Directions »
Write the listing out again, all of it, word for word.

Stored data entries:
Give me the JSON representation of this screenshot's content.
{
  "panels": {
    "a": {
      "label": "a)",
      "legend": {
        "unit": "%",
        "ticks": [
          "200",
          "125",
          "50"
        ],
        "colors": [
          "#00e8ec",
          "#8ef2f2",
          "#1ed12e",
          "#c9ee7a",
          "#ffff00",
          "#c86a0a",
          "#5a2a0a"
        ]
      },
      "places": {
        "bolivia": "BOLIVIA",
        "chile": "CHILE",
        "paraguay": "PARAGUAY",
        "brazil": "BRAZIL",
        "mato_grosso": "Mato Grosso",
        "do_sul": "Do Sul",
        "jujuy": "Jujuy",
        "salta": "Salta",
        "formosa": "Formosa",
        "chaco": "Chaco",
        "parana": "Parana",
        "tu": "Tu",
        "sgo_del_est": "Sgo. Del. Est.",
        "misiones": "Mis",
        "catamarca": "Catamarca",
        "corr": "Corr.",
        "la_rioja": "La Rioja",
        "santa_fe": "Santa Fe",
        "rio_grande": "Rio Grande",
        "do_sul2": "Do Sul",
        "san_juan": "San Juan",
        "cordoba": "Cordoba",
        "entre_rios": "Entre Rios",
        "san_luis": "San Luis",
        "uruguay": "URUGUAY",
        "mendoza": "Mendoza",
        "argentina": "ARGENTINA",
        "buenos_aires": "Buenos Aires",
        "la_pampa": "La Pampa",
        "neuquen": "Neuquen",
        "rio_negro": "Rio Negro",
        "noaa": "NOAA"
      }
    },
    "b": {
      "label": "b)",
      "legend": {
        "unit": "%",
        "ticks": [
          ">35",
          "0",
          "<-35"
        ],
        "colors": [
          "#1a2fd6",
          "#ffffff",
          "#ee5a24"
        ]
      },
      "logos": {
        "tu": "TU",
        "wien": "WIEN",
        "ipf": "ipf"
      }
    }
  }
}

Exercise output »
Give me the JSON representation of this screenshot's content.
{
  "panels": {
    "a": {
      "label": "a)",
      "legend": {
        "unit": "%",
        "ticks": [
          "200",
          "125",
          "50"
        ],
        "colors": [
          "#00e8ec",
          "#8ef2f2",
          "#1ed12e",
          "#c9ee7a",
          "#ffff00",
          "#c86a0a",
          "#5a2a0a"
        ]
      },
      "places": {
        "bolivia": "BOLIVIA",
        "chile": "CHILE",
        "paraguay": "PARAGUAY",
        "brazil": "BRAZIL",
        "mato_grosso": "Mato Grosso",
        "do_sul": "Do Sul",
        "jujuy": "Jujuy",
        "salta": "Salta",
        "formosa": "Formosa",
        "chaco": "Chaco",
        "parana": "Parana",
        "tu": "Tu",
        "sgo_del_est": "Sgo. Del. Est.",
        "misiones": "Mis",
        "catamarca": "Catamarca",
        "corr": "Corr.",
        "la_rioja": "La Rioja",
        "santa_fe": "Santa Fe",
        "rio_grande": "Rio Grande",
        "do_sul2": "Do Sul",
        "san_juan": "San Juan",
        "cordoba": "Cordoba",
        "entre_rios": "Entre Rios",
        "san_luis": "San Luis",
        "uruguay": "URUGUAY",
        "mendoza": "Mendoza",
        "argentina": "ARGENTINA",
        "buenos_aires": "Buenos Aires",
        "la_pampa": "La Pampa",
        "neuquen": "Neuquen",
        "rio_negro": "Rio Negro",
        "noaa": "NOAA"
      }
    },
    "b": {
      "label": "b)",
      "legend": {
        "unit": "%",
        "ticks": [
          ">35",
          "0",
          "<-35"
        ],
        "colors": [
          "#1a2fd6",
          "#ffffff",
          "#ee5a24"
        ]
      },
      "logos": {
        "tu": "TU",
        "wien": "WIEN",
        "ipf": "ipf"
      }
    }
  }
}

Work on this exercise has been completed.